Exercise data.
* * * * * * * * *

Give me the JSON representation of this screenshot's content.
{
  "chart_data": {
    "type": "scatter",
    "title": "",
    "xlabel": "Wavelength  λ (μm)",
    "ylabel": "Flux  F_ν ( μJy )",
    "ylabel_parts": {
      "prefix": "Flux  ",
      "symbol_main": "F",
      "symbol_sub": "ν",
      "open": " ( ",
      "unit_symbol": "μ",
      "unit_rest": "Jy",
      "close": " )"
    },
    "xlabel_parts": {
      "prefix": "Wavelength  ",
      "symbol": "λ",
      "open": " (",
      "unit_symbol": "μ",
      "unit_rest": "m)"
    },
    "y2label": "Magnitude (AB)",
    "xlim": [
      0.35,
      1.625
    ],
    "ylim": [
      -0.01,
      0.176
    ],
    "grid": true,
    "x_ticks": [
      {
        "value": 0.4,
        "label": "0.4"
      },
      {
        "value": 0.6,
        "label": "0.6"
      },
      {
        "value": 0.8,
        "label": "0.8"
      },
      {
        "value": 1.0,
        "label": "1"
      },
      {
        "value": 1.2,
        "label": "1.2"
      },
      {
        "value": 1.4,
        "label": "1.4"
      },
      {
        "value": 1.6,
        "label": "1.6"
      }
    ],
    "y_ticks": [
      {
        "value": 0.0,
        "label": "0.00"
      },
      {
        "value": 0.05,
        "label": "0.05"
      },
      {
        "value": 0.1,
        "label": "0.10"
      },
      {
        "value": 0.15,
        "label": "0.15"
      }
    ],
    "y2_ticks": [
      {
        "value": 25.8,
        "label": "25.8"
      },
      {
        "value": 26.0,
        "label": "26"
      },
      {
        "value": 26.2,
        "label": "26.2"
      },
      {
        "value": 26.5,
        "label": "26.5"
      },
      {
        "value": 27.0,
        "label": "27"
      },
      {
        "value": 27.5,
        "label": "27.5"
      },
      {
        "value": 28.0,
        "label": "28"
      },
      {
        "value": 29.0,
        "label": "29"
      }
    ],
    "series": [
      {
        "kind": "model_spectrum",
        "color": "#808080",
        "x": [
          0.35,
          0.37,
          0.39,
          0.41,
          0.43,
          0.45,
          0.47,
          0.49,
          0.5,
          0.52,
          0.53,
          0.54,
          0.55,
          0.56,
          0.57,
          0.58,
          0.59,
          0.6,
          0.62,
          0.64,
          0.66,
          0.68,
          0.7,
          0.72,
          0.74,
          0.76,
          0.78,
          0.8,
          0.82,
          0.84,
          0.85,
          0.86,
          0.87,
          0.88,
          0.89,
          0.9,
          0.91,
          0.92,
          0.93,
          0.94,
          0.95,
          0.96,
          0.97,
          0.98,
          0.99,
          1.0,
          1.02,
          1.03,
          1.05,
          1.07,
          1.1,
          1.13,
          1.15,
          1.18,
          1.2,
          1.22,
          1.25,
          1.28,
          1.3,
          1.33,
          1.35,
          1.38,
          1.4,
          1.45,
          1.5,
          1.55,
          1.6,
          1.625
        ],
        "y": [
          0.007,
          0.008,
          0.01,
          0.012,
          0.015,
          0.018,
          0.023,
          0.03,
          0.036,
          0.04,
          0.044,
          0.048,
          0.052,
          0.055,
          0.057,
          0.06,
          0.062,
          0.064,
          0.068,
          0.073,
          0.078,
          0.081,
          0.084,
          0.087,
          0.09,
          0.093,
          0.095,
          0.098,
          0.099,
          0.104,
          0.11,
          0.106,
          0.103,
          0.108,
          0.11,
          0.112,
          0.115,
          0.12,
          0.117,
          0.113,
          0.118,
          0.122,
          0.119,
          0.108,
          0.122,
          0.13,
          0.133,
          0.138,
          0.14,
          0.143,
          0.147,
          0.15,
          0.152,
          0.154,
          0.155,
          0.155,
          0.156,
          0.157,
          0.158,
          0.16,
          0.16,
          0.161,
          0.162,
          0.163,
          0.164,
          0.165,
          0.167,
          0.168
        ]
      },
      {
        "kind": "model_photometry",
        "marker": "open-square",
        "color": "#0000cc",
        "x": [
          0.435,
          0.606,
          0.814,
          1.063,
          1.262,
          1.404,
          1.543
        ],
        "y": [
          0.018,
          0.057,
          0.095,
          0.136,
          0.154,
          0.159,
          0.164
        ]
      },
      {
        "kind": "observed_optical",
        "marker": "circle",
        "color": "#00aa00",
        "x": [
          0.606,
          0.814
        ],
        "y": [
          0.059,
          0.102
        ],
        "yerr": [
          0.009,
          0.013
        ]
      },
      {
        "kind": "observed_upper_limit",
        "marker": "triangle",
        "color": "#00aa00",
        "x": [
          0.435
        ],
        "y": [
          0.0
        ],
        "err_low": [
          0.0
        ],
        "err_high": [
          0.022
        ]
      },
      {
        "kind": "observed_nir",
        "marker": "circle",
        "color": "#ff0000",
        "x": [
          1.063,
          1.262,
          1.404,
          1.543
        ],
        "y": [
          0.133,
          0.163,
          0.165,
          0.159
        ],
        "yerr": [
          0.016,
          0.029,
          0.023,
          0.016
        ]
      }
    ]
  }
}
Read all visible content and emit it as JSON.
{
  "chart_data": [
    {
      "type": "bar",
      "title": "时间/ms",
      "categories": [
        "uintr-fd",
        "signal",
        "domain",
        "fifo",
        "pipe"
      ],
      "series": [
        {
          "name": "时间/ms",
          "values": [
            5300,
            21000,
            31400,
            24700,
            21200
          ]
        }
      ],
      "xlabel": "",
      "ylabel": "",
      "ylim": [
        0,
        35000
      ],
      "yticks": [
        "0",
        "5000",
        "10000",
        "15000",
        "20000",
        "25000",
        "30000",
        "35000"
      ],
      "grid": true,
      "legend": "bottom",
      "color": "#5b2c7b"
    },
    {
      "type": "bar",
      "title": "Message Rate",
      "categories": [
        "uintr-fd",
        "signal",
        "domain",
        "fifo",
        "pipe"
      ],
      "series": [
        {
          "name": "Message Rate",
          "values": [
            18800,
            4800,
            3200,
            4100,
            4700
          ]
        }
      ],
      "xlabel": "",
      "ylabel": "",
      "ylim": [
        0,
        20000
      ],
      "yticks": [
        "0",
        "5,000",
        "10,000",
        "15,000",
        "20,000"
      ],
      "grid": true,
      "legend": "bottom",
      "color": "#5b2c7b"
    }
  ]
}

* * * * * * * * *

What the task asks.
Retype the listing above in full, with no alterations.

Answer to the problem.
Give me the JSON representation of this screenshot's content.
{
  "chart_data": {
    "type": "scatter",
    "title": "",
    "xlabel": "Wavelength  λ (μm)",
    "ylabel": "Flux  F_ν ( μJy )",
    "ylabel_parts": {
      "prefix": "Flux  ",
      "symbol_main": "F",
      "symbol_sub": "ν",
      "open": " ( ",
      "unit_symbol": "μ",
      "unit_rest": "Jy",
      "close": " )"
    },
    "xlabel_parts": {
      "prefix": "Wavelength  ",
      "symbol": "λ",
      "open": " (",
      "unit_symbol": "μ",
      "unit_rest": "m)"
    },
    "y2label": "Magnitude (AB)",
    "xlim": [
      0.35,
      1.625
    ],
    "ylim": [
      -0.01,
      0.176
    ],
    "grid": true,
    "x_ticks": [
      {
        "value": 0.4,
        "label": "0.4"
      },
      {
        "value": 0.6,
        "label": "0.6"
      },
      {
        "value": 0.8,
        "label": "0.8"
      },
      {
        "value": 1.0,
        "label": "1"
      },
      {
        "value": 1.2,
        "label": "1.2"
      },
      {
        "value": 1.4,
        "label": "1.4"
      },
      {
        "value": 1.6,
        "label": "1.6"
      }
    ],
    "y_ticks": [
      {
        "value": 0.0,
        "label": "0.00"
      },
      {
        "value": 0.05,
        "label": "0.05"
      },
      {
        "value": 0.1,
        "label": "0.10"
      },
      {
        "value": 0.15,
        "label": "0.15"
      }
    ],
    "y2_ticks": [
      {
        "value": 25.8,
        "label": "25.8"
      },
      {
        "value": 26.0,
        "label": "26"
      },
      {
        "value": 26.2,
        "label": "26.2"
      },
      {
        "value": 26.5,
        "label": "26.5"
      },
      {
        "value": 27.0,
        "label": "27"
      },
      {
        "value": 27.5,
        "label": "27.5"
      },
      {
        "value": 28.0,
        "label": "28"
      },
      {
        "value": 29.0,
        "label": "29"
      }
    ],
    "series": [
      {
        "kind": "model_spectrum",
        "color": "#808080",
        "x": [
          0.35,
          0.37,
          0.39,
          0.41,
          0.43,
          0.45,
          0.47,
          0.49,
          0.5,
          0.52,
          0.53,
          0.54,
          0.55,
          0.56,
          0.57,
          0.58,
          0.59,
          0.6,
          0.62,
          0.64,
          0.66,
          0.68,
          0.7,
          0.72,
          0.74,
          0.76,
          0.78,
          0.8,
          0.82,
          0.84,
          0.85,
          0.86,
          0.87,
          0.88,
          0.89,
          0.9,
          0.91,
          0.92,
          0.93,
          0.94,
          0.95,
          0.96,
          0.97,
          0.98,
          0.99,
          1.0,
          1.02,
          1.03,
          1.05,
          1.07,
          1.1,
          1.13,
          1.15,
          1.18,
          1.2,
          1.22,
          1.25,
          1.28,
          1.3,
          1.33,
          1.35,
          1.38,
          1.4,
          1.45,
          1.5,
          1.55,
          1.6,
          1.625
        ],
        "y": [
          0.007,
          0.008,
          0.01,
          0.012,
          0.015,
          0.018,
          0.023,
          0.03,
          0.036,
          0.04,
          0.044,
          0.048,
          0.052,
          0.055,
          0.057,
          0.06,
          0.062,
          0.064,
          0.068,
          0.073,
          0.078,
          0.081,
          0.084,
          0.087,
          0.09,
          0.093,
          0.095,
          0.098,
          0.099,
          0.104,
          0.11,
          0.106,
          0.103,
          0.108,
          0.11,
          0.112,
          0.115,
          0.12,
          0.117,
          0.113,
          0.118,
          0.122,
          0.119,
          0.108,
          0.122,
          0.13,
          0.133,
          0.138,
          0.14,
          0.143,
          0.147,
          0.15,
          0.152,
          0.154,
          0.155,
          0.155,
          0.156,
          0.157,
          0.158,
          0.16,
          0.16,
          0.161,
          0.162,
          0.163,
          0.164,
          0.165,
          0.167,
          0.168
        ]
      },
      {
        "kind": "model_photometry",
        "marker": "open-square",
        "color": "#0000cc",
        "x": [
          0.435,
          0.606,
          0.814,
          1.063,
          1.262,
          1.404,
          1.543
        ],
        "y": [
          0.018,
          0.057,
          0.095,
          0.136,
          0.154,
          0.159,
          0.164
        ]
      },
      {
        "kind": "observed_optical",
        "marker": "circle",
        "color": "#00aa00",
        "x": [
          0.606,
          0.814
        ],
        "y": [
          0.059,
          0.102
        ],
        "yerr": [
          0.009,
          0.013
        ]
      },
      {
        "kind": "observed_upper_limit",
        "marker": "triangle",
        "color": "#00aa00",
        "x": [
          0.435
        ],
        "y": [
          0.0
        ],
        "err_low": [
          0.0
        ],
        "err_high": [
          0.022
        ]
      },
      {
        "kind": "observed_nir",
        "marker": "circle",
        "color": "#ff0000",
        "x": [
          1.063,
          1.262,
          1.404,
          1.543
        ],
        "y": [
          0.133,
          0.163,
          0.165,
          0.159
        ],
        "yerr": [
          0.016,
          0.029,
          0.023,
          0.016
        ]
      }
    ]
  }
}
Read all visible content and emit it as JSON.
{
  "chart_data": [
    {
      "type": "bar",
      "title": "时间/ms",
      "categories": [
        "uintr-fd",
        "signal",
        "domain",
        "fifo",
        "pipe"
      ],
      "series": [
        {
          "name": "时间/ms",
          "values": [
            5300,
            21000,
            31400,
            24700,
            21200
          ]
        }
      ],
      "xlabel": "",
      "ylabel": "",
      "ylim": [
        0,
        35000
      ],
      "yticks": [
        "0",
        "5000",
        "10000",
        "15000",
        "20000",
        "25000",
        "30000",
        "35000"
      ],
      "grid": true,
      "legend": "bottom",
      "color": "#5b2c7b"
    },
    {
      "type": "bar",
      "title": "Message Rate",
      "categories": [
        "uintr-fd",
        "signal",
        "domain",
        "fifo",
        "pipe"
      ],
      "series": [
        {
          "name": "Message Rate",
          "values": [
            18800,
            4800,
            3200,
            4100,
            4700
          ]
        }
      ],
      "xlabel": "",
      "ylabel": "",
      "ylim": [
        0,
        20000
      ],
      "yticks": [
        "0",
        "5,000",
        "10,000",
        "15,000",
        "20,000"
      ],
      "grid": true,
      "legend": "bottom",
      "color": "#5b2c7b"
    }
  ]
}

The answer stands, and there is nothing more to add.